-- START OF Dataset records --

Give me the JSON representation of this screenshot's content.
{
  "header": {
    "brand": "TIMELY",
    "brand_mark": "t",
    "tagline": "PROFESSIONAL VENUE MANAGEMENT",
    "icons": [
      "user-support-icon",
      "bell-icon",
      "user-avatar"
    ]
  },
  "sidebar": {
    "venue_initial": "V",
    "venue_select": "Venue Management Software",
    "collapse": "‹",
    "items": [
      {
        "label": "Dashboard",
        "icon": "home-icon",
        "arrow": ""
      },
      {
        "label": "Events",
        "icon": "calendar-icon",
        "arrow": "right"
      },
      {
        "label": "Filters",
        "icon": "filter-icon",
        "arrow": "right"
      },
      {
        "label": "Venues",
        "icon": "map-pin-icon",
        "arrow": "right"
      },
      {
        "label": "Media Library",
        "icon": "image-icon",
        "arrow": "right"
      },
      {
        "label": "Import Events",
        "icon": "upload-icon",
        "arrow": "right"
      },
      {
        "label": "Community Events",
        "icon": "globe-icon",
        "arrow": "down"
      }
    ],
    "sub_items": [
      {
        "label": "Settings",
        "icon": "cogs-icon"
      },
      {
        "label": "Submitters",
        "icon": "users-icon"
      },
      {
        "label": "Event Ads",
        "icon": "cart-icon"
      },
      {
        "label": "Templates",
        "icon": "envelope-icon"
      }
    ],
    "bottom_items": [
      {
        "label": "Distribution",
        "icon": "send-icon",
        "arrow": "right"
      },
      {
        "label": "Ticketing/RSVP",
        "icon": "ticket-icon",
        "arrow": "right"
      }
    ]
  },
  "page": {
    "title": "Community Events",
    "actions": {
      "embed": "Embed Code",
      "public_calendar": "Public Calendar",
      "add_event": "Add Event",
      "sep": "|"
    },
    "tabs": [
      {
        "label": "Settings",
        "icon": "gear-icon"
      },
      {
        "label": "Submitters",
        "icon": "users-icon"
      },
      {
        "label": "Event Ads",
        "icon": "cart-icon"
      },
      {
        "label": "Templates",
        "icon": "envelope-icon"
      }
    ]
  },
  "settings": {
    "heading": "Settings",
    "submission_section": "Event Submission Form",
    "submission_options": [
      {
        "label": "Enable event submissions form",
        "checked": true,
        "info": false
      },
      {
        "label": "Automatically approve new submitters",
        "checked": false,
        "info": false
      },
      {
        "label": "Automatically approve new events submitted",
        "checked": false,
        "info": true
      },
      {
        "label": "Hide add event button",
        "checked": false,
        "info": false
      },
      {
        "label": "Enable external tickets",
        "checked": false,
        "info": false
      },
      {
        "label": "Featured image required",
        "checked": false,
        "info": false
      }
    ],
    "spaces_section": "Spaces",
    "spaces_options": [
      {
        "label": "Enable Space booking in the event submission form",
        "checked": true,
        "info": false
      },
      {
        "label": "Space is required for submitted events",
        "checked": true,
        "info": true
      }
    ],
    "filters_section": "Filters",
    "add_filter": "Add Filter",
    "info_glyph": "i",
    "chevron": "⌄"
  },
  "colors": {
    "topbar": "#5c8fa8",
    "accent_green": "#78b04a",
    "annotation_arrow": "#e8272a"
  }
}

-- END OF Dataset records --

Exercise requirements :: Identify the lines of the entries containing the string "Enable". Copy each such line.

Answer ::
        "label": "Enable event submissions form",
        "label": "Enable external tickets",
        "label": "Enable Space booking in the event submission form",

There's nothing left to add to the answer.